§ Given exercise: Extend the passage below on Topsell's account of toad stones, beginning after its final sentence.

§ Selected extract:
↓

Topsell writes so diffusely on the virtues of these "toad stones" that I
can only afford space for a portion of his remarks:--"There be many late
Writers, which doe affirme that there is a precious stone in the head of
a Toade, whose opinions (because they attribute much to the vertue of
this stone) is good to examine in this place.... There be many that
weare these stones in Ringes, beeing verily perswaded that they keepe
them from all manner of grypings and paines of the belly, and the small
guttes. But the Art, (as they term it) is in taking of it out, for they
say it must be taken out of the head alive, before the Toade be dead,
with a peece of cloth of the colour of redde Skarlet, wherewithall they
are much delighted, so that while they stretch out themselves as it were
in sport upon that cloth, they cast out the stone of their head, but
instantly they sup it up againe, unlesse it be taken from them through
some secrete hole in the said cloth, whereby it falleth into a cesterne
or vessell of water, into the which the Toade dare not enter, by reason
of the coldnes of the water....

↑

§ Entries shown:
↓

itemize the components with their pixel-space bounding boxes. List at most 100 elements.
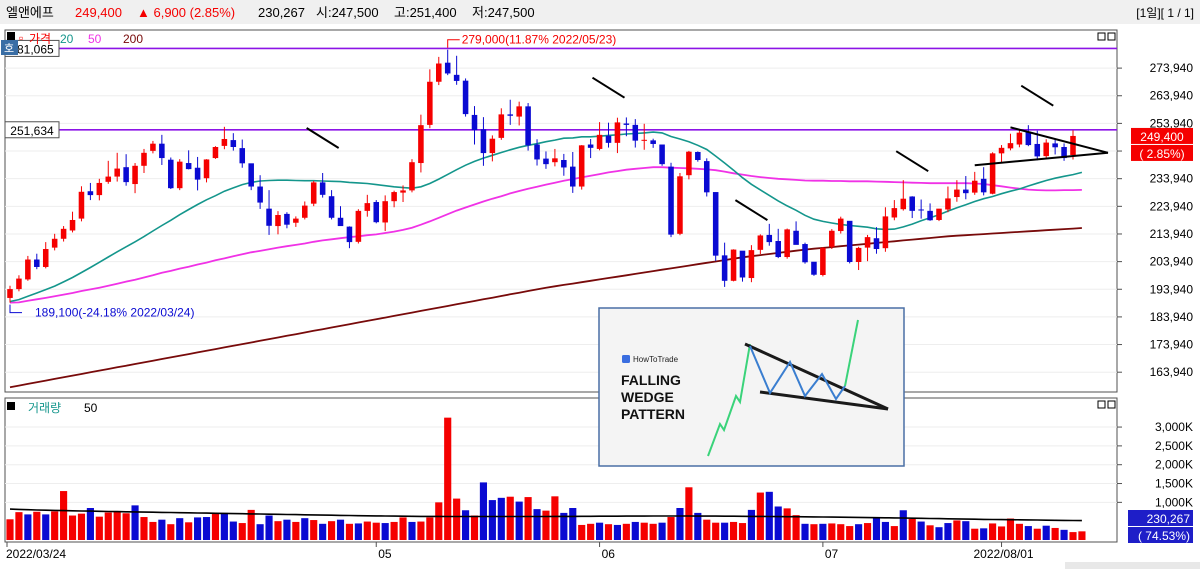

↑
↓

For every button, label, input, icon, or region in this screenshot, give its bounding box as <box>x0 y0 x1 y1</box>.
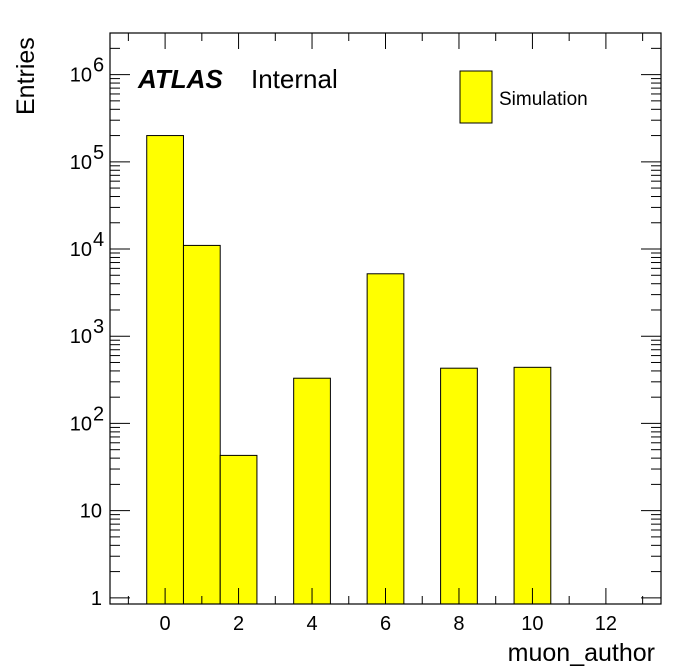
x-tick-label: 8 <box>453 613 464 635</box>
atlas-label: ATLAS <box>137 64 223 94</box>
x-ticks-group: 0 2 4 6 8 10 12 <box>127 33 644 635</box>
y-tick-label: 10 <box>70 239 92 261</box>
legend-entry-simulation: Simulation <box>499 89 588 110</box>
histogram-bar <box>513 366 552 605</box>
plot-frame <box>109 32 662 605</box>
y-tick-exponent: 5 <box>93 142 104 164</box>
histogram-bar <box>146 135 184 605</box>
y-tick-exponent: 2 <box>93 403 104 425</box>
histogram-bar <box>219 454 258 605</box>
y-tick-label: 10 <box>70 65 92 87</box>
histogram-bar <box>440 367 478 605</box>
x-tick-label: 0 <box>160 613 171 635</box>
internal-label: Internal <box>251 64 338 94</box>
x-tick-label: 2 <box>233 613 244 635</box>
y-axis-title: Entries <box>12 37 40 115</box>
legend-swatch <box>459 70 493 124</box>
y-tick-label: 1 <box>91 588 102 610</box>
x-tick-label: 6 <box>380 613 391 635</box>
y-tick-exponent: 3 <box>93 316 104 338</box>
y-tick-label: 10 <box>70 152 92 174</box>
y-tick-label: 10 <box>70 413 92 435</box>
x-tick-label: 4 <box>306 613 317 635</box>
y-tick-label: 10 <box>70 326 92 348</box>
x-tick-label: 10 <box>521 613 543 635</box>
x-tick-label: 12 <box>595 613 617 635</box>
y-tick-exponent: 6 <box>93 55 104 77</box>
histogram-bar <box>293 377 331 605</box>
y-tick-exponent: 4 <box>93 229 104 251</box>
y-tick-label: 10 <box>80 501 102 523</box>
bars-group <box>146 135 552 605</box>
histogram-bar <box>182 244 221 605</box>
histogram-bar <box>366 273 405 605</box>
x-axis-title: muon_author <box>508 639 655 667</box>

↑

§ Response to the task:
"This stone is that which in auncient time was called Batrachites, and
they attribute unto it a vertue besides the former, namely, for the
breaking of the stone in the bladder, and against the Falling sicknes.
And they further write that it is a discoverer of present poyson, for in
the presence of poyson it will change the colour. And this is the
substaunce of that which is written about this stone. Now for my part I
dare not conclude either with it, or against it, for many are directlie
for this stone ingendered in the braine or head of the Toade: on the
other side, some confesse such a stone by name and nature, but they make
doubt of the generation of it, as others have delivered; and therefore,
they beeing in sundry opinions, the hearing whereof might confound the
Reader, I will referre him for his satisfaction unto a Toade, which hee
may easily every day kill: For although when the Toade is dead, the
vertue thereof be lost, which consisted in the eye, or blew spot in the
middle, yet the substance remaineth, and, if the stone be found there in
substance, then is the question at an end; but, if it be not, then must
the generation of it be sought for in some other place."